INSTRUCTIONS FOR THE TASK: Please say who wrote the beekeeping book discussed in the forum thread below.

# Book: Natural Beekeeping- Organic Approcahes to Modern Apiculture



## space bee (Jan 16, 2006)

Written by Ross Conrad. 
Has anyone read it? I am curious what you think.


----------



## danno1800 (Mar 13, 2004)

*I just finished reading it...*

Much of it was a review of what I already knew. But it was very useful to have it all presented logically in one place. He really gives a great overview of the issues & solutions to all the problems you will encounter in the beeyard. It's nice to know that there are natural alternatives to the chemical path the rest of the agricultural community has followed for 50 years or more. I recommend the book. -Danno


----------



## cdanderson (May 26, 2007)

I'm a newbie but I liked it and I think it will be a good reference book for me.


----------



## Ann (Feb 18, 2006)

I agree with danno1800. I got my copy last week and haven't really had time to go through it thoroughly, but it looks like a great reference for all things natural WRT beekeeping. Well worth purchasing.


----------



## jeannie (Dec 26, 2006)

RAW DATA:

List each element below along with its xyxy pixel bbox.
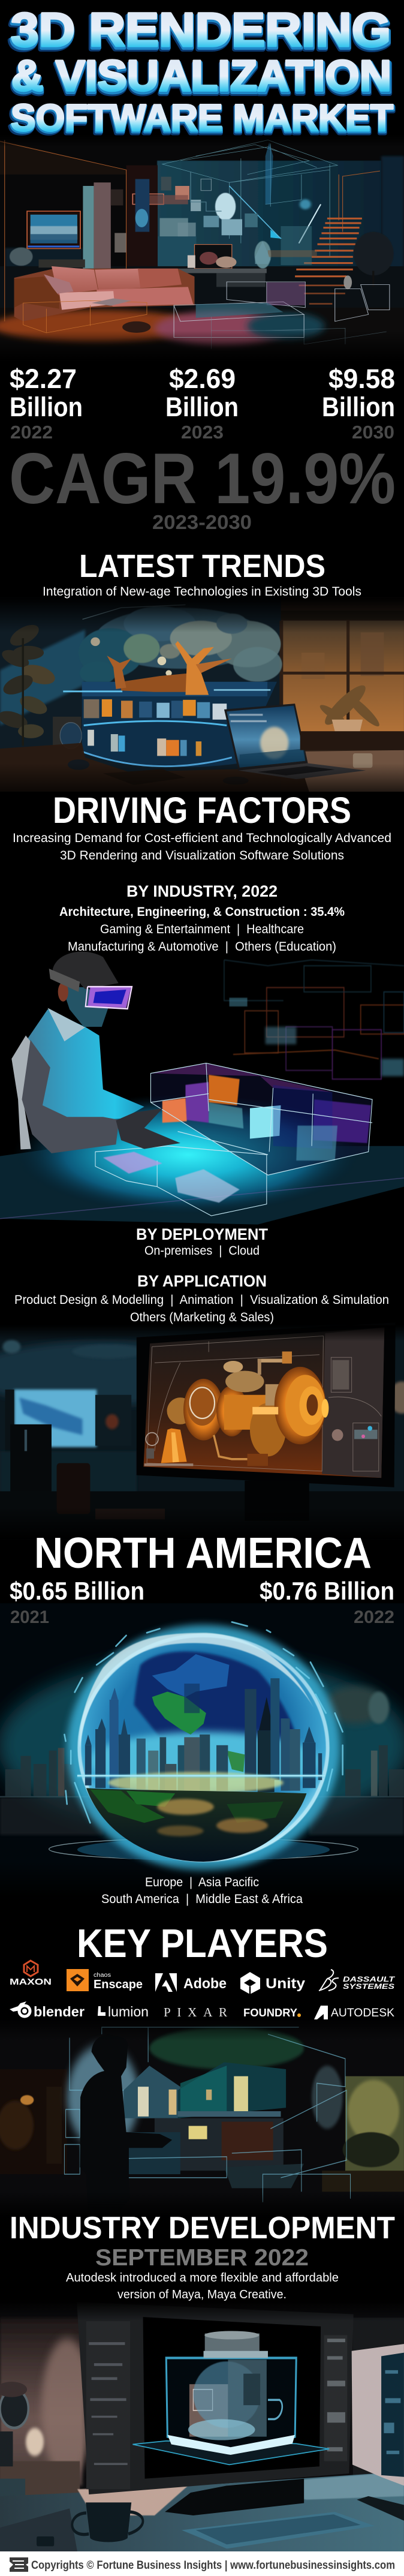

FINAL RESULT: Ross Conrad